Search the listing below for the string "capital" and copy every line where it occurs.

GIVEN INFORMATION —
■ ■ ■ ■ ■

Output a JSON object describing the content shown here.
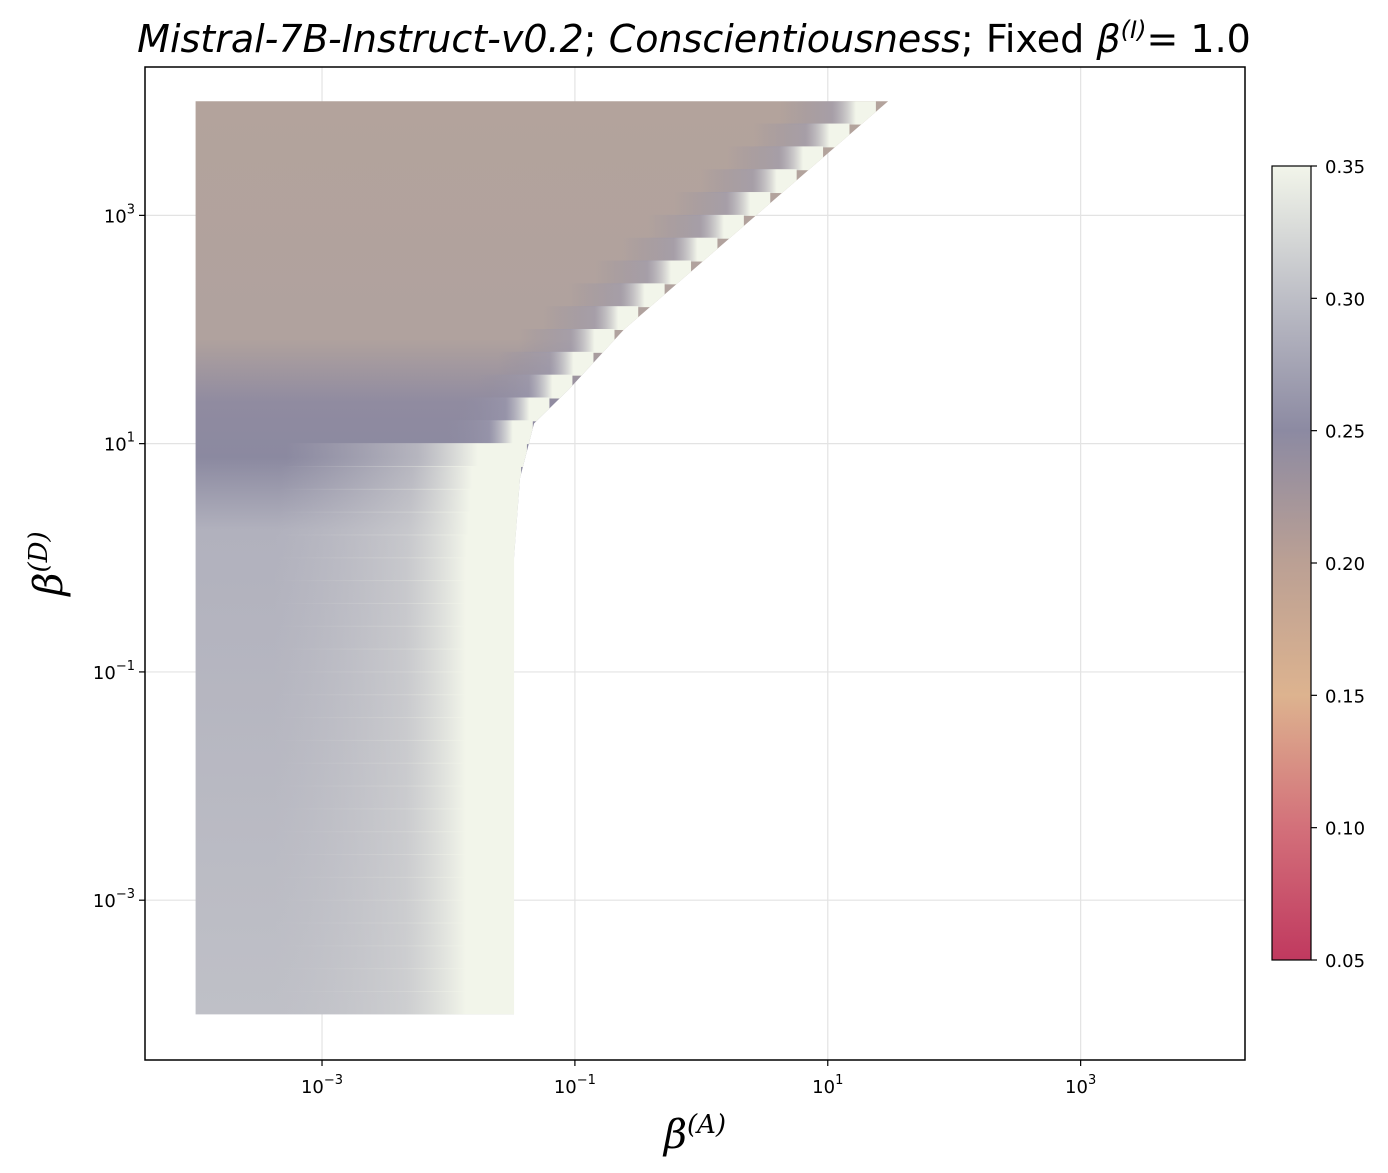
{
  "chart_data": {
    "type": "heatmap",
    "title": {
      "model": "Mistral-7B-Instruct-v0.2",
      "trait": "Conscientiousness",
      "fixed_label": "Fixed",
      "fixed_param": "β",
      "fixed_sup": "(I)",
      "fixed_value": "= 1.0"
    },
    "xlabel": {
      "base": "β",
      "sup": "(A)"
    },
    "ylabel": {
      "base": "β",
      "sup": "(D)"
    },
    "x_scale": "log",
    "y_scale": "log",
    "xlim": [
      3.98e-05,
      19950
    ],
    "ylim": [
      3.98e-05,
      19950
    ],
    "x_ticks": [
      {
        "value": 0.001,
        "base": "10",
        "exp": "−3"
      },
      {
        "value": 0.1,
        "base": "10",
        "exp": "−1"
      },
      {
        "value": 10,
        "base": "10",
        "exp": "1"
      },
      {
        "value": 1000,
        "base": "10",
        "exp": "3"
      }
    ],
    "y_ticks": [
      {
        "value": 1000,
        "base": "10",
        "exp": "3"
      },
      {
        "value": 10,
        "base": "10",
        "exp": "1"
      },
      {
        "value": 0.1,
        "base": "10",
        "exp": "−1"
      },
      {
        "value": 0.001,
        "base": "10",
        "exp": "−3"
      }
    ],
    "grid": true,
    "data_region": {
      "x_min": 0.0001,
      "y_min": 0.0001,
      "y_max": 10000,
      "x_max_at_bottom": 0.033,
      "x_max_at_top": 30
    },
    "value_profile_left_column": [
      {
        "y": 10000,
        "value": 0.205
      },
      {
        "y": 100,
        "value": 0.21
      },
      {
        "y": 12,
        "value": 0.25
      },
      {
        "y": 1,
        "value": 0.285
      },
      {
        "y": 0.0001,
        "value": 0.29
      }
    ],
    "colorbar": {
      "min": 0.05,
      "max": 0.35,
      "ticks": [
        "0.05",
        "0.10",
        "0.15",
        "0.20",
        "0.25",
        "0.30",
        "0.35"
      ],
      "tick_values": [
        0.05,
        0.1,
        0.15,
        0.2,
        0.25,
        0.3,
        0.35
      ],
      "stops": [
        {
          "value": 0.05,
          "color": "#c0395f"
        },
        {
          "value": 0.1,
          "color": "#d3707a"
        },
        {
          "value": 0.15,
          "color": "#ddb38f"
        },
        {
          "value": 0.2,
          "color": "#bba094"
        },
        {
          "value": 0.25,
          "color": "#8c8aa2"
        },
        {
          "value": 0.3,
          "color": "#bdbec6"
        },
        {
          "value": 0.35,
          "color": "#f2f5ea"
        }
      ]
    }
  }
}
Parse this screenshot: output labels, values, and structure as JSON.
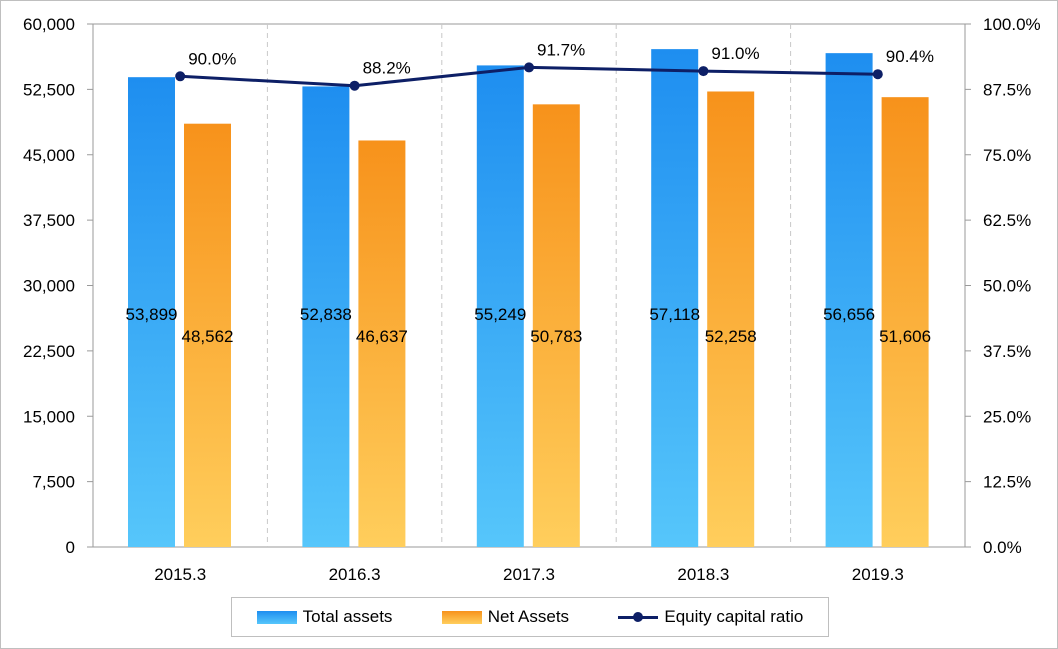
{
  "chart_data": {
    "type": "bar",
    "categories": [
      "2015.3",
      "2016.3",
      "2017.3",
      "2018.3",
      "2019.3"
    ],
    "series": [
      {
        "name": "Total assets",
        "type": "bar",
        "axis": "left",
        "values": [
          53899,
          52838,
          55249,
          57118,
          56656
        ],
        "labels": [
          "53,899",
          "52,838",
          "55,249",
          "57,118",
          "56,656"
        ],
        "color": "#2f9bf2"
      },
      {
        "name": "Net Assets",
        "type": "bar",
        "axis": "left",
        "values": [
          48562,
          46637,
          50783,
          52258,
          51606
        ],
        "labels": [
          "48,562",
          "46,637",
          "50,783",
          "52,258",
          "51,606"
        ],
        "color": "#f7981d"
      },
      {
        "name": "Equity capital ratio",
        "type": "line",
        "axis": "right",
        "values": [
          90.0,
          88.2,
          91.7,
          91.0,
          90.4
        ],
        "labels": [
          "90.0%",
          "88.2%",
          "91.7%",
          "91.0%",
          "90.4%"
        ],
        "color": "#0d1f66"
      }
    ],
    "y_left": {
      "ylim": [
        0,
        60000
      ],
      "ticks": [
        "0",
        "7,500",
        "15,000",
        "22,500",
        "30,000",
        "37,500",
        "45,000",
        "52,500",
        "60,000"
      ]
    },
    "y_right": {
      "ylim": [
        0,
        100
      ],
      "ticks": [
        "0.0%",
        "12.5%",
        "25.0%",
        "37.5%",
        "50.0%",
        "62.5%",
        "75.0%",
        "87.5%",
        "100.0%"
      ]
    },
    "grid": "vertical-dashed",
    "legend_position": "bottom",
    "title": "",
    "xlabel": "",
    "ylabel": ""
  },
  "legend": {
    "total_assets": "Total assets",
    "net_assets": "Net Assets",
    "equity_ratio": "Equity capital ratio"
  }
}
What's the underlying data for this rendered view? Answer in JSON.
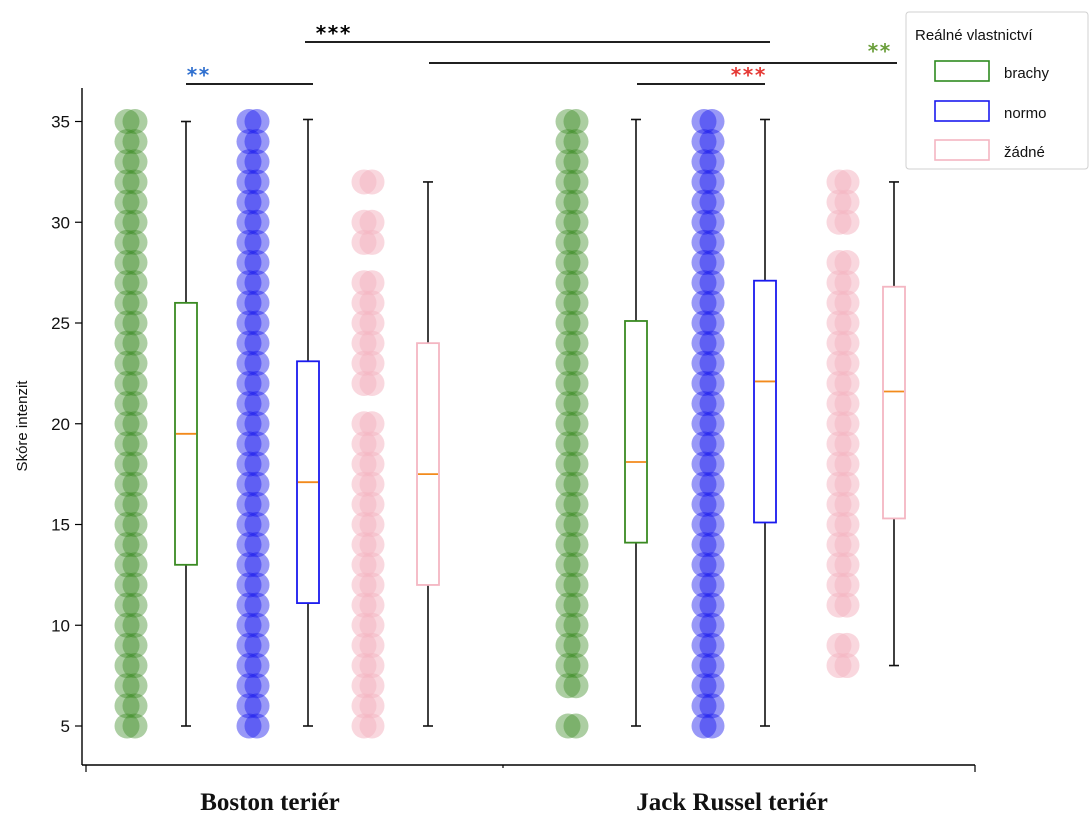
{
  "chart_data": {
    "type": "box",
    "ylabel": "Skóre intenzit",
    "ylim": [
      4,
      36
    ],
    "yticks": [
      5,
      10,
      15,
      20,
      25,
      30,
      35
    ],
    "categories": [
      "Boston teriér",
      "Jack Russel teriér"
    ],
    "legend": {
      "title": "Reálné vlastnictví",
      "placement": "top-right",
      "entries": [
        {
          "name": "brachy",
          "color": "#2e8b1f"
        },
        {
          "name": "normo",
          "color": "#1a1aee"
        },
        {
          "name": "žádné",
          "color": "#f4b6c2"
        }
      ]
    },
    "series": [
      {
        "name": "brachy",
        "color": "#3a8a22",
        "point_opacity": 0.42,
        "boxes": [
          {
            "category": "Boston teriér",
            "min": 5,
            "q1": 13,
            "median": 19.5,
            "q3": 26,
            "max": 35,
            "points": [
              5,
              6,
              7,
              8,
              9,
              10,
              11,
              12,
              13,
              14,
              15,
              16,
              17,
              18,
              19,
              20,
              21,
              22,
              23,
              24,
              25,
              26,
              27,
              28,
              29,
              30,
              31,
              32,
              33,
              34,
              35
            ]
          },
          {
            "category": "Jack Russel teriér",
            "min": 5,
            "q1": 14.1,
            "median": 18.1,
            "q3": 25.1,
            "max": 35.1,
            "points": [
              5,
              7,
              8,
              9,
              10,
              11,
              12,
              13,
              14,
              15,
              16,
              17,
              18,
              19,
              20,
              21,
              22,
              23,
              24,
              25,
              26,
              27,
              28,
              29,
              30,
              31,
              32,
              33,
              34,
              35
            ]
          }
        ]
      },
      {
        "name": "normo",
        "color": "#1a1aee",
        "point_opacity": 0.45,
        "boxes": [
          {
            "category": "Boston teriér",
            "min": 5,
            "q1": 11.1,
            "median": 17.1,
            "q3": 23.1,
            "max": 35.1,
            "points": [
              5,
              6,
              7,
              8,
              9,
              10,
              11,
              12,
              13,
              14,
              15,
              16,
              17,
              18,
              19,
              20,
              21,
              22,
              23,
              24,
              25,
              26,
              27,
              28,
              29,
              30,
              31,
              32,
              33,
              34,
              35
            ]
          },
          {
            "category": "Jack Russel teriér",
            "min": 5,
            "q1": 15.1,
            "median": 22.1,
            "q3": 27.1,
            "max": 35.1,
            "points": [
              5,
              6,
              7,
              8,
              9,
              10,
              11,
              12,
              13,
              14,
              15,
              16,
              17,
              18,
              19,
              20,
              21,
              22,
              23,
              24,
              25,
              26,
              27,
              28,
              29,
              30,
              31,
              32,
              33,
              34,
              35
            ]
          }
        ]
      },
      {
        "name": "žádné",
        "color": "#f4b6c2",
        "point_opacity": 0.55,
        "boxes": [
          {
            "category": "Boston teriér",
            "min": 5,
            "q1": 12,
            "median": 17.5,
            "q3": 24,
            "max": 32,
            "points": [
              5,
              6,
              7,
              8,
              9,
              10,
              11,
              12,
              13,
              14,
              15,
              16,
              17,
              18,
              19,
              20,
              22,
              23,
              24,
              25,
              26,
              27,
              29,
              30,
              32
            ]
          },
          {
            "category": "Jack Russel teriér",
            "min": 8,
            "q1": 15.3,
            "median": 21.6,
            "q3": 26.8,
            "max": 32,
            "points": [
              8,
              9,
              11,
              12,
              13,
              14,
              15,
              16,
              17,
              18,
              19,
              20,
              21,
              22,
              23,
              24,
              25,
              26,
              27,
              28,
              30,
              31,
              32
            ]
          }
        ]
      }
    ],
    "significance": [
      {
        "label": "***",
        "color": "#000000"
      },
      {
        "label": "**",
        "color": "#2f6fcf"
      },
      {
        "label": "**",
        "color": "#6a9e3a"
      },
      {
        "label": "***",
        "color": "#e53935"
      }
    ]
  }
}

■ ■ ■ ■ ■

WRITTEN ANSWER —
        "name": "Equity capital ratio",
    "equity_ratio": "Equity capital ratio"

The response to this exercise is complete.